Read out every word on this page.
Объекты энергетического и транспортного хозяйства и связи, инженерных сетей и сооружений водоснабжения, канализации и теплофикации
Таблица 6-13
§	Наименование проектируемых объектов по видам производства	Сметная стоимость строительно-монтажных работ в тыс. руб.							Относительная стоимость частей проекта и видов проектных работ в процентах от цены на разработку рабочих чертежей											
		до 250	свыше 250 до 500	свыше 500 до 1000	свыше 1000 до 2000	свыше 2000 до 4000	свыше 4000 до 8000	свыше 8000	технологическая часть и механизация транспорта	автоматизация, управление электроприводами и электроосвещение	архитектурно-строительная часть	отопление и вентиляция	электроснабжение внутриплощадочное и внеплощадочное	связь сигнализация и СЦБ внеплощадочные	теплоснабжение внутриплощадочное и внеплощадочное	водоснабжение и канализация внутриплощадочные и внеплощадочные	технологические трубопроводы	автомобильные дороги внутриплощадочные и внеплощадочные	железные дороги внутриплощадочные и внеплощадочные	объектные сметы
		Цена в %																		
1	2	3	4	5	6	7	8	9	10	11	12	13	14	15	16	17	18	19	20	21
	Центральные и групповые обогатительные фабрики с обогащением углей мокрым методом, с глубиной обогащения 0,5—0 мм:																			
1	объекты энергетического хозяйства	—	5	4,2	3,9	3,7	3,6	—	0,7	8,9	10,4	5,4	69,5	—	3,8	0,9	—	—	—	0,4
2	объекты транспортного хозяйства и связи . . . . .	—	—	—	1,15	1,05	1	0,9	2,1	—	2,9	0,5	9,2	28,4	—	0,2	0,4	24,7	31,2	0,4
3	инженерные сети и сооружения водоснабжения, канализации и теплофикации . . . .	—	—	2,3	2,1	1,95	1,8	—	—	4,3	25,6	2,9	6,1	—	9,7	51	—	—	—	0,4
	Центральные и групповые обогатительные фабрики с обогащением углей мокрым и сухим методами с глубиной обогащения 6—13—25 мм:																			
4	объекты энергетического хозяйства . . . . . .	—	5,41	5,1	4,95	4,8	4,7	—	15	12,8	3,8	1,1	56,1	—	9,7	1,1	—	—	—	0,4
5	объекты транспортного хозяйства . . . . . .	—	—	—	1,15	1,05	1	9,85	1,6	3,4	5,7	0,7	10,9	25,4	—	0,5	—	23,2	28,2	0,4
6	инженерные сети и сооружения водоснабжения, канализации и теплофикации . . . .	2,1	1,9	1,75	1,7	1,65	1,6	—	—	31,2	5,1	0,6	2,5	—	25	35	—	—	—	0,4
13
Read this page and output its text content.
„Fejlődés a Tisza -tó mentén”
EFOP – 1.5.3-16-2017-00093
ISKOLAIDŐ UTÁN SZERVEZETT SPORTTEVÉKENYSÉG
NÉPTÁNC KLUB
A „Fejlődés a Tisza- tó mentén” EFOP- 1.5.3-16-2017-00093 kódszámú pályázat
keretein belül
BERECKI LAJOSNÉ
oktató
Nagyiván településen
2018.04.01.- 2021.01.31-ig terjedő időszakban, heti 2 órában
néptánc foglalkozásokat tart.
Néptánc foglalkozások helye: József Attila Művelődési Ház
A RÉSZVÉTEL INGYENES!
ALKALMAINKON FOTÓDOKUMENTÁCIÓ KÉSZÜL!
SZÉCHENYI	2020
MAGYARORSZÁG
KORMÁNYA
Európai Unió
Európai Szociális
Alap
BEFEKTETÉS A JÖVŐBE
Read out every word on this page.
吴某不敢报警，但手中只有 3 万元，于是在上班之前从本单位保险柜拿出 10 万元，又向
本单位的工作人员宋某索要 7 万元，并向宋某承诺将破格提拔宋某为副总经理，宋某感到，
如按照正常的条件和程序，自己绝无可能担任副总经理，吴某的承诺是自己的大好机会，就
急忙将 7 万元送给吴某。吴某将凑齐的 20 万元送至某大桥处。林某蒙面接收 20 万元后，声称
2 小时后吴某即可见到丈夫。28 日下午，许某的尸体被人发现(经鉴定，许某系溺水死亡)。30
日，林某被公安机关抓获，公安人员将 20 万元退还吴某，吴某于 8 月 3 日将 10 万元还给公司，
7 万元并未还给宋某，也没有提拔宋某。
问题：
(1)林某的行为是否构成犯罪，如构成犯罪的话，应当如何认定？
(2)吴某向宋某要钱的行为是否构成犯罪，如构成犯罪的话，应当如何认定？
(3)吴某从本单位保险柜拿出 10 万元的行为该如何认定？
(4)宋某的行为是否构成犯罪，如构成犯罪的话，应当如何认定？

## Written problem
Extract every record and return it verbatim.

## Solution for this problem
Read out every word on this page.
Объекты энергетического и транспортного хозяйства и связи, инженерных сетей и сооружений водоснабжения, канализации и теплофикации
Таблица 6-13
§	Наименование проектируемых объектов по видам производства	Сметная стоимость строительно-монтажных работ в тыс. руб.							Относительная стоимость частей проекта и видов проектных работ в процентах от цены на разработку рабочих чертежей											
		до 250	свыше 250 до 500	свыше 500 до 1000	свыше 1000 до 2000	свыше 2000 до 4000	свыше 4000 до 8000	свыше 8000	технологическая часть и механизация транспорта	автоматизация, управление электроприводами и электроосвещение	архитектурно-строительная часть	отопление и вентиляция	электроснабжение внутриплощадочное и внеплощадочное	связь сигнализация и СЦБ внеплощадочные	теплоснабжение внутриплощадочное и внеплощадочное	водоснабжение и канализация внутриплощадочные и внеплощадочные	технологические трубопроводы	автомобильные дороги внутриплощадочные и внеплощадочные	железные дороги внутриплощадочные и внеплощадочные	объектные сметы
		Цена в %																		
1	2	3	4	5	6	7	8	9	10	11	12	13	14	15	16	17	18	19	20	21
	Центральные и групповые обогатительные фабрики с обогащением углей мокрым методом, с глубиной обогащения 0,5—0 мм:																			
1	объекты энергетического хозяйства	—	5	4,2	3,9	3,7	3,6	—	0,7	8,9	10,4	5,4	69,5	—	3,8	0,9	—	—	—	0,4
2	объекты транспортного хозяйства и связи . . . . .	—	—	—	1,15	1,05	1	0,9	2,1	—	2,9	0,5	9,2	28,4	—	0,2	0,4	24,7	31,2	0,4
3	инженерные сети и сооружения водоснабжения, канализации и теплофикации . . . .	—	—	2,3	2,1	1,95	1,8	—	—	4,3	25,6	2,9	6,1	—	9,7	51	—	—	—	0,4
	Центральные и групповые обогатительные фабрики с обогащением углей мокрым и сухим методами с глубиной обогащения 6—13—25 мм:																			
4	объекты энергетического хозяйства . . . . . .	—	5,41	5,1	4,95	4,8	4,7	—	15	12,8	3,8	1,1	56,1	—	9,7	1,1	—	—	—	0,4
5	объекты транспортного хозяйства . . . . . .	—	—	—	1,15	1,05	1	9,85	1,6	3,4	5,7	0,7	10,9	25,4	—	0,5	—	23,2	28,2	0,4
6	инженерные сети и сооружения водоснабжения, канализации и теплофикации . . . .	2,1	1,9	1,75	1,7	1,65	1,6	—	—	31,2	5,1	0,6	2,5	—	25	35	—	—	—	0,4
13
Read this page and output its text content.
„Fejlődés a Tisza -tó mentén”
EFOP – 1.5.3-16-2017-00093
ISKOLAIDŐ UTÁN SZERVEZETT SPORTTEVÉKENYSÉG
NÉPTÁNC KLUB
A „Fejlődés a Tisza- tó mentén” EFOP- 1.5.3-16-2017-00093 kódszámú pályázat
keretein belül
BERECKI LAJOSNÉ
oktató
Nagyiván településen
2018.04.01.- 2021.01.31-ig terjedő időszakban, heti 2 órában
néptánc foglalkozásokat tart.
Néptánc foglalkozások helye: József Attila Művelődési Ház
A RÉSZVÉTEL INGYENES!
ALKALMAINKON FOTÓDOKUMENTÁCIÓ KÉSZÜL!
SZÉCHENYI	2020
MAGYARORSZÁG
KORMÁNYA
Európai Unió
Európai Szociális
Alap
BEFEKTETÉS A JÖVŐBE
Read out every word on this page.
吴某不敢报警，但手中只有 3 万元，于是在上班之前从本单位保险柜拿出 10 万元，又向
本单位的工作人员宋某索要 7 万元，并向宋某承诺将破格提拔宋某为副总经理，宋某感到，
如按照正常的条件和程序，自己绝无可能担任副总经理，吴某的承诺是自己的大好机会，就
急忙将 7 万元送给吴某。吴某将凑齐的 20 万元送至某大桥处。林某蒙面接收 20 万元后，声称
2 小时后吴某即可见到丈夫。28 日下午，许某的尸体被人发现(经鉴定，许某系溺水死亡)。30
日，林某被公安机关抓获，公安人员将 20 万元退还吴某，吴某于 8 月 3 日将 10 万元还给公司，
7 万元并未还给宋某，也没有提拔宋某。
问题：
(1)林某的行为是否构成犯罪，如构成犯罪的话，应当如何认定？
(2)吴某向宋某要钱的行为是否构成犯罪，如构成犯罪的话，应当如何认定？
(3)吴某从本单位保险柜拿出 10 万元的行为该如何认定？
(4)宋某的行为是否构成犯罪，如构成犯罪的话，应当如何认定？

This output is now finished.